Supplied data:

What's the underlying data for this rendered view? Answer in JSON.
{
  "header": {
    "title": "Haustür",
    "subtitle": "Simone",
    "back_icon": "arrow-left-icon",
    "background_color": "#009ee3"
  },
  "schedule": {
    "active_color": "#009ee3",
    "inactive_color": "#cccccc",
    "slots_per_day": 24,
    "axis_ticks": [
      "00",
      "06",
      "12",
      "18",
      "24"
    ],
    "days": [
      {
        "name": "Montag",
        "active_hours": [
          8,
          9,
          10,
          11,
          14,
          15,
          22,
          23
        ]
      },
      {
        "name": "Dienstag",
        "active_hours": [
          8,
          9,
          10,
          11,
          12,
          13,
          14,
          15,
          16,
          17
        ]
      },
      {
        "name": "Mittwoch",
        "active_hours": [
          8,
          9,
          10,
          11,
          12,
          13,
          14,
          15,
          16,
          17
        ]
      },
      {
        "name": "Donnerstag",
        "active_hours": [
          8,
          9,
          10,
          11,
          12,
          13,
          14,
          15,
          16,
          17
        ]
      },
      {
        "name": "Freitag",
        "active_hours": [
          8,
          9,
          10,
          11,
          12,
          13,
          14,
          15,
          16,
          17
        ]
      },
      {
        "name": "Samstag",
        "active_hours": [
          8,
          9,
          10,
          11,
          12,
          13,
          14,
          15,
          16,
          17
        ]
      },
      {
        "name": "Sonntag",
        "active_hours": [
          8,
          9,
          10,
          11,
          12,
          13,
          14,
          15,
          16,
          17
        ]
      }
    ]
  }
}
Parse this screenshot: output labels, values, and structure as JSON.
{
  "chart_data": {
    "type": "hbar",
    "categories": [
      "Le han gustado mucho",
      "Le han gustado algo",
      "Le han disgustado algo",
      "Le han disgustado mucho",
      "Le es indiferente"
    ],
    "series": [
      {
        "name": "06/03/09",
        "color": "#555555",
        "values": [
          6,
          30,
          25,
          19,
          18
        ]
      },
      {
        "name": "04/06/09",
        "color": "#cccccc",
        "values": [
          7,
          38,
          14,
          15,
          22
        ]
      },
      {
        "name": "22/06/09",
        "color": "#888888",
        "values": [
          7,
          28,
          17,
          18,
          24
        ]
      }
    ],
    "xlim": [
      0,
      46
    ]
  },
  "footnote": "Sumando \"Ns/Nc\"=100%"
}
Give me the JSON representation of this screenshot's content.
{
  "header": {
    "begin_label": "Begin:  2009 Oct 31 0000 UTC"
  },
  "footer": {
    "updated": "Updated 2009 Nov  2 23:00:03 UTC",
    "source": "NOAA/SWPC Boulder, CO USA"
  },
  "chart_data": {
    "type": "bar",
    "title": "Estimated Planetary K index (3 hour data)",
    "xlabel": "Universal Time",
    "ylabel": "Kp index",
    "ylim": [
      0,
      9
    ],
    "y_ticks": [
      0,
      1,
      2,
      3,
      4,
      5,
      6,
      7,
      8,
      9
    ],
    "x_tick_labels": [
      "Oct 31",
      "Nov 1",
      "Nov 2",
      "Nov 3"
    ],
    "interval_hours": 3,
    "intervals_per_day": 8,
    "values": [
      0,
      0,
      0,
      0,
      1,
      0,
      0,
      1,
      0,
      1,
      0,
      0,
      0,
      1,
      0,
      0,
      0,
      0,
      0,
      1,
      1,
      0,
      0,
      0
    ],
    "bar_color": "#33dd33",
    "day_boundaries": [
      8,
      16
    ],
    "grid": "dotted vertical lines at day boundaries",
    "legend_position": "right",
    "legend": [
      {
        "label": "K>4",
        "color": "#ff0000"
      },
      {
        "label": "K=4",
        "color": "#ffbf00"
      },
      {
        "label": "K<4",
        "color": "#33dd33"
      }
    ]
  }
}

Your goal:
Recopy the entries above in their entirety, exactly.

Solved problem:
What's the underlying data for this rendered view? Answer in JSON.
{
  "header": {
    "title": "Haustür",
    "subtitle": "Simone",
    "back_icon": "arrow-left-icon",
    "background_color": "#009ee3"
  },
  "schedule": {
    "active_color": "#009ee3",
    "inactive_color": "#cccccc",
    "slots_per_day": 24,
    "axis_ticks": [
      "00",
      "06",
      "12",
      "18",
      "24"
    ],
    "days": [
      {
        "name": "Montag",
        "active_hours": [
          8,
          9,
          10,
          11,
          14,
          15,
          22,
          23
        ]
      },
      {
        "name": "Dienstag",
        "active_hours": [
          8,
          9,
          10,
          11,
          12,
          13,
          14,
          15,
          16,
          17
        ]
      },
      {
        "name": "Mittwoch",
        "active_hours": [
          8,
          9,
          10,
          11,
          12,
          13,
          14,
          15,
          16,
          17
        ]
      },
      {
        "name": "Donnerstag",
        "active_hours": [
          8,
          9,
          10,
          11,
          12,
          13,
          14,
          15,
          16,
          17
        ]
      },
      {
        "name": "Freitag",
        "active_hours": [
          8,
          9,
          10,
          11,
          12,
          13,
          14,
          15,
          16,
          17
        ]
      },
      {
        "name": "Samstag",
        "active_hours": [
          8,
          9,
          10,
          11,
          12,
          13,
          14,
          15,
          16,
          17
        ]
      },
      {
        "name": "Sonntag",
        "active_hours": [
          8,
          9,
          10,
          11,
          12,
          13,
          14,
          15,
          16,
          17
        ]
      }
    ]
  }
}
Parse this screenshot: output labels, values, and structure as JSON.
{
  "chart_data": {
    "type": "hbar",
    "categories": [
      "Le han gustado mucho",
      "Le han gustado algo",
      "Le han disgustado algo",
      "Le han disgustado mucho",
      "Le es indiferente"
    ],
    "series": [
      {
        "name": "06/03/09",
        "color": "#555555",
        "values": [
          6,
          30,
          25,
          19,
          18
        ]
      },
      {
        "name": "04/06/09",
        "color": "#cccccc",
        "values": [
          7,
          38,
          14,
          15,
          22
        ]
      },
      {
        "name": "22/06/09",
        "color": "#888888",
        "values": [
          7,
          28,
          17,
          18,
          24
        ]
      }
    ],
    "xlim": [
      0,
      46
    ]
  },
  "footnote": "Sumando \"Ns/Nc\"=100%"
}
Give me the JSON representation of this screenshot's content.
{
  "header": {
    "begin_label": "Begin:  2009 Oct 31 0000 UTC"
  },
  "footer": {
    "updated": "Updated 2009 Nov  2 23:00:03 UTC",
    "source": "NOAA/SWPC Boulder, CO USA"
  },
  "chart_data": {
    "type": "bar",
    "title": "Estimated Planetary K index (3 hour data)",
    "xlabel": "Universal Time",
    "ylabel": "Kp index",
    "ylim": [
      0,
      9
    ],
    "y_ticks": [
      0,
      1,
      2,
      3,
      4,
      5,
      6,
      7,
      8,
      9
    ],
    "x_tick_labels": [
      "Oct 31",
      "Nov 1",
      "Nov 2",
      "Nov 3"
    ],
    "interval_hours": 3,
    "intervals_per_day": 8,
    "values": [
      0,
      0,
      0,
      0,
      1,
      0,
      0,
      1,
      0,
      1,
      0,
      0,
      0,
      1,
      0,
      0,
      0,
      0,
      0,
      1,
      1,
      0,
      0,
      0
    ],
    "bar_color": "#33dd33",
    "day_boundaries": [
      8,
      16
    ],
    "grid": "dotted vertical lines at day boundaries",
    "legend_position": "right",
    "legend": [
      {
        "label": "K>4",
        "color": "#ff0000"
      },
      {
        "label": "K=4",
        "color": "#ffbf00"
      },
      {
        "label": "K<4",
        "color": "#33dd33"
      }
    ]
  }
}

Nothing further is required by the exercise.